Instructions for the task | Scan the entries below for the word "item". Copy each line that has it.

(Figure record listings)
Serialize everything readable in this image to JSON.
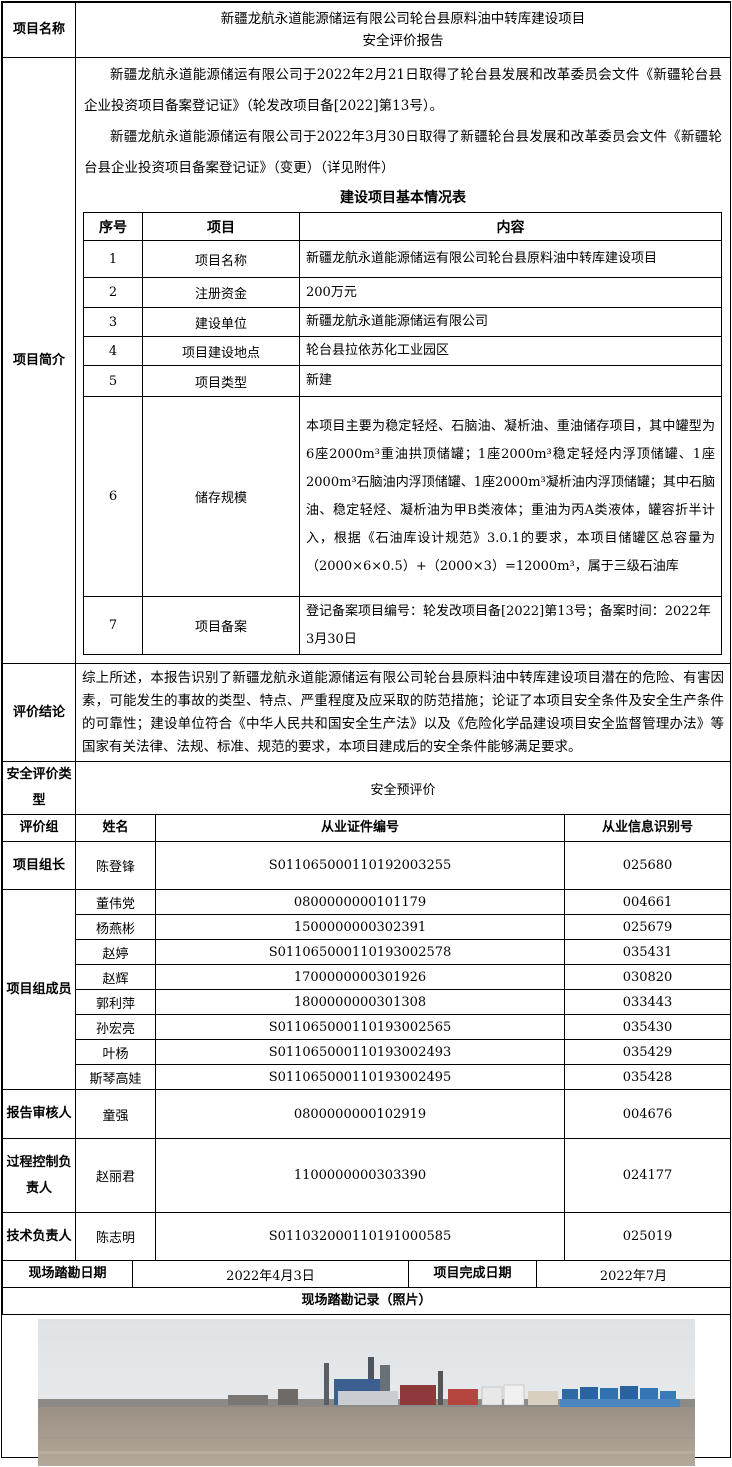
{
  "project_name_label": "项目名称",
  "project_name_line1": "新疆龙航永道能源储运有限公司轮台县原料油中转库建设项目",
  "project_name_line2": "安全评价报告",
  "intro_label": "项目简介",
  "intro_p1": "新疆龙航永道能源储运有限公司于2022年2月21日取得了轮台县发展和改革委员会文件《新疆轮台县企业投资项目备案登记证》（轮发改项目备[2022]第13号）。",
  "intro_p2": "新疆龙航永道能源储运有限公司于2022年3月30日取得了新疆轮台县发展和改革委员会文件《新疆轮台县企业投资项目备案登记证》（变更）（详见附件）",
  "table_title": "建设项目基本情况表",
  "table_headers": [
    "序号",
    "项目",
    "内容"
  ],
  "table_rows": [
    {
      "no": "1",
      "item": "项目名称",
      "content": "新疆龙航永道能源储运有限公司轮台县原料油中转库建设项目"
    },
    {
      "no": "2",
      "item": "注册资金",
      "content": "200万元"
    },
    {
      "no": "3",
      "item": "建设单位",
      "content": "新疆龙航永道能源储运有限公司"
    },
    {
      "no": "4",
      "item": "项目建设地点",
      "content": "轮台县拉依苏化工业园区"
    },
    {
      "no": "5",
      "item": "项目类型",
      "content": "新建"
    },
    {
      "no": "6",
      "item": "储存规模",
      "content": "本项目主要为稳定轻烃、石脑油、凝析油、重油储存项目，其中罐型为6座2000m³重油拱顶储罐；1座2000m³稳定轻烃内浮顶储罐、1座2000m³石脑油内浮顶储罐、1座2000m³凝析油内浮顶储罐；其中石脑油、稳定轻烃、凝析油为甲B类液体；重油为丙A类液体，罐容折半计入，根据《石油库设计规范》3.0.1的要求，本项目储罐区总容量为（2000×6×0.5）+（2000×3）=12000m³，属于三级石油库"
    },
    {
      "no": "7",
      "item": "项目备案",
      "content": "登记备案项目编号：轮发改项目备[2022]第13号；备案时间：2022年3月30日"
    }
  ],
  "conclusion_label": "评价结论",
  "conclusion_text": "综上所述，本报告识别了新疆龙航永道能源储运有限公司轮台县原料油中转库建设项目潜在的危险、有害因素，可能发生的事故的类型、特点、严重程度及应采取的防范措施；论证了本项目安全条件及安全生产条件的可靠性；建设单位符合《中华人民共和国安全生产法》以及《危险化学品建设项目安全监督管理办法》等国家有关法律、法规、标准、规范的要求，本项目建成后的安全条件能够满足要求。",
  "eval_type_label": "安全评价类型",
  "eval_type_value": "安全预评价",
  "group_headers": [
    "评价组",
    "姓名",
    "从业证件编号",
    "从业信息识别号"
  ],
  "leader_label": "项目组长",
  "leader": {
    "name": "陈登锋",
    "cert": "S011065000110192003255",
    "id": "025680"
  },
  "members_label": "项目组成员",
  "members": [
    {
      "name": "董伟党",
      "cert": "0800000000101179",
      "id": "004661"
    },
    {
      "name": "杨燕彬",
      "cert": "1500000000302391",
      "id": "025679"
    },
    {
      "name": "赵婷",
      "cert": "S011065000110193002578",
      "id": "035431"
    },
    {
      "name": "赵辉",
      "cert": "1700000000301926",
      "id": "030820"
    },
    {
      "name": "郭利萍",
      "cert": "1800000000301308",
      "id": "033443"
    },
    {
      "name": "孙宏亮",
      "cert": "S011065000110193002565",
      "id": "035430"
    },
    {
      "name": "叶杨",
      "cert": "S011065000110193002493",
      "id": "035429"
    },
    {
      "name": "斯琴高娃",
      "cert": "S011065000110193002495",
      "id": "035428"
    }
  ],
  "reviewer_label": "报告审核人",
  "reviewer": {
    "name": "童强",
    "cert": "0800000000102919",
    "id": "004676"
  },
  "process_label": "过程控制负责人",
  "process": {
    "name": "赵丽君",
    "cert": "1100000000303390",
    "id": "024177"
  },
  "tech_label": "技术负责人",
  "tech": {
    "name": "陈志明",
    "cert": "S011032000110191000585",
    "id": "025019"
  },
  "survey_date_label": "现场踏勘日期",
  "survey_date_value": "2022年4月3日",
  "complete_date_label": "项目完成日期",
  "complete_date_value": "2022年7月",
  "photo_title": "现场踏勘记录（照片）"
}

Exercise response |
      "item": "项目名称",
      "item": "注册资金",
      "item": "建设单位",
      "item": "项目建设地点",
      "item": "项目类型",
      "item": "储存规模",
      "item": "项目备案",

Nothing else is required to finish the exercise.